• **ENTRÉES À TRAITER**:
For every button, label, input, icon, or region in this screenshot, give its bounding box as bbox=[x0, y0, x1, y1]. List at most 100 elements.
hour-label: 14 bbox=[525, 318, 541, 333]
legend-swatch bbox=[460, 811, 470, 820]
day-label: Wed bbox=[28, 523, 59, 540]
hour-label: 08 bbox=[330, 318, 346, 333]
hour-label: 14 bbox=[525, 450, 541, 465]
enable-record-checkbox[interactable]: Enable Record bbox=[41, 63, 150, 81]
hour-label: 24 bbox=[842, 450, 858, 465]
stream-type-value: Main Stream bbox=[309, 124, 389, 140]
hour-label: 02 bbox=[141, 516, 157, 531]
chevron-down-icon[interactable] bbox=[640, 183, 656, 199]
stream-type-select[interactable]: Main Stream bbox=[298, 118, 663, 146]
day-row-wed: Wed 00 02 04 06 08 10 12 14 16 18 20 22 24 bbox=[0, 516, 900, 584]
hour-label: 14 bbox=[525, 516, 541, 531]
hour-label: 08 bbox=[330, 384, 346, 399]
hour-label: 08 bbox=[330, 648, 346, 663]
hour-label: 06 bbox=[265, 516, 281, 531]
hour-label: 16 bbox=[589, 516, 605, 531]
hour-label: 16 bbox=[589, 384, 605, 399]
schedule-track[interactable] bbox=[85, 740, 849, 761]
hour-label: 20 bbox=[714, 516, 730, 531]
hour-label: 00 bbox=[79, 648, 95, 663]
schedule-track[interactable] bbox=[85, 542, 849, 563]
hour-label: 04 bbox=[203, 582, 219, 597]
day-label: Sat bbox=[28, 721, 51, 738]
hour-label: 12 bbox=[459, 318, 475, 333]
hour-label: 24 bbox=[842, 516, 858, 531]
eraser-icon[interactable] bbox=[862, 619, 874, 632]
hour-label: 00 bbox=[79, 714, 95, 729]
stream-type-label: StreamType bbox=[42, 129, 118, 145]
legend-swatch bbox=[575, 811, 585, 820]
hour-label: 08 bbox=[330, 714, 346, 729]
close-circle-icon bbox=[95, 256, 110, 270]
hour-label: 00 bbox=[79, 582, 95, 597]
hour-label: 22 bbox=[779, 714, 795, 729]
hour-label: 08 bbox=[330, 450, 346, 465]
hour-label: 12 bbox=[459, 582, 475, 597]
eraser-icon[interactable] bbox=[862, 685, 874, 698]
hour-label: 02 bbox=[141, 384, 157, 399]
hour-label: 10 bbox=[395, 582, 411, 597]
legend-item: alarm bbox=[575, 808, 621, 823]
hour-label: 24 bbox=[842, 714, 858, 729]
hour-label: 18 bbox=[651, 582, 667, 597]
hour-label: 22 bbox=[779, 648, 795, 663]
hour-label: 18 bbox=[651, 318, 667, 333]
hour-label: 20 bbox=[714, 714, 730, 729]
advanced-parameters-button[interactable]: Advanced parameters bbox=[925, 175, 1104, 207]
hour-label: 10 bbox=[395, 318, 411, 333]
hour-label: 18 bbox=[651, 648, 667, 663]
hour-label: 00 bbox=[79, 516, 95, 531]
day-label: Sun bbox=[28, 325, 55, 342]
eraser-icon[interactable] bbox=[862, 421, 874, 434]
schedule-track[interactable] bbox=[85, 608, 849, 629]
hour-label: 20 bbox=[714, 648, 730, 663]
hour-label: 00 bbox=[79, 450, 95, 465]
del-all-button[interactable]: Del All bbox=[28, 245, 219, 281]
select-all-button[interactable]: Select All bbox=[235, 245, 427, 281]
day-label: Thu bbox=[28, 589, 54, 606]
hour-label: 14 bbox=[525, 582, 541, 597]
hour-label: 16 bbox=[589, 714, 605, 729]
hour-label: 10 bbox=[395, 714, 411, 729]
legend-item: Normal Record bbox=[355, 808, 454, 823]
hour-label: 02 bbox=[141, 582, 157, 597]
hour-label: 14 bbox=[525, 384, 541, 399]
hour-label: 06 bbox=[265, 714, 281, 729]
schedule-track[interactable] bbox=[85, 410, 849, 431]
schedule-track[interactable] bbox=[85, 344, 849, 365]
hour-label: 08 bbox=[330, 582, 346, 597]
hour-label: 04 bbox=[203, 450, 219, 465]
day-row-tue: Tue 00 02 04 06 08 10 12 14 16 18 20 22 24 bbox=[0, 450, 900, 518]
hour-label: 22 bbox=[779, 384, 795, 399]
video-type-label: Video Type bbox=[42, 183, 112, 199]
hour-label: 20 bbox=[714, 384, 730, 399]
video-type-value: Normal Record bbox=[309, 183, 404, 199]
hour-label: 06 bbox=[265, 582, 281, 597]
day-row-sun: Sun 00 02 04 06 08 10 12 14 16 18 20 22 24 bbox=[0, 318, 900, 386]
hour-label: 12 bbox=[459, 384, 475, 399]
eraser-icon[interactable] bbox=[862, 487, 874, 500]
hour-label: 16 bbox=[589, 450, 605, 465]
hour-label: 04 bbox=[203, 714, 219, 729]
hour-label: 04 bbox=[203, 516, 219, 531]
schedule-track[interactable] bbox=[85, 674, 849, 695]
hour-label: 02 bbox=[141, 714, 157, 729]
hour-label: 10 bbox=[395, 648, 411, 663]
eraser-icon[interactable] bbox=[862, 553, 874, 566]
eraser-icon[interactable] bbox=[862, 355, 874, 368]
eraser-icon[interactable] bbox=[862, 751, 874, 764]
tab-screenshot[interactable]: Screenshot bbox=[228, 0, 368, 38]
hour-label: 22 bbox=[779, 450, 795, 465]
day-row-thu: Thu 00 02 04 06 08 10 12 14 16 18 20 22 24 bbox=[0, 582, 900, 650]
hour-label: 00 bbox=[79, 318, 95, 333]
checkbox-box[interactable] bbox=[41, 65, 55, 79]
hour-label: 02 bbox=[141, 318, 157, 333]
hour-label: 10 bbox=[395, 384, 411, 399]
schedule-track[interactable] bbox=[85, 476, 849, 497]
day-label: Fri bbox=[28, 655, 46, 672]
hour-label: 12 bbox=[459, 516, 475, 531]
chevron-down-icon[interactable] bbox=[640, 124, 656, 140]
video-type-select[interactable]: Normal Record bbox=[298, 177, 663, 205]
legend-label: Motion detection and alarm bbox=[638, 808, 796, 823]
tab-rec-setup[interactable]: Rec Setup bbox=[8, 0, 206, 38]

• **TRAVAIL DEMANDÉ**:
Rends sous forme de liste JSON de chaînes les lignes qui vont du début des entrées jusqu'à celle contenant "hour-label: 08 bbox=[330, 318, 346, 333]", bornes incluses, avec une chaîne par ligne et sans les lignes vides.

• **SOLUTION PROPOSÉE**:
[
  "For every button, label, input, icon, or region in this screenshot, give its bounding box as bbox=[x0, y0, x1, y1]. List at most 100 elements.",
  "hour-label: 14 bbox=[525, 318, 541, 333]",
  "legend-swatch bbox=[460, 811, 470, 820]",
  "day-label: Wed bbox=[28, 523, 59, 540]",
  "hour-label: 08 bbox=[330, 318, 346, 333]"
]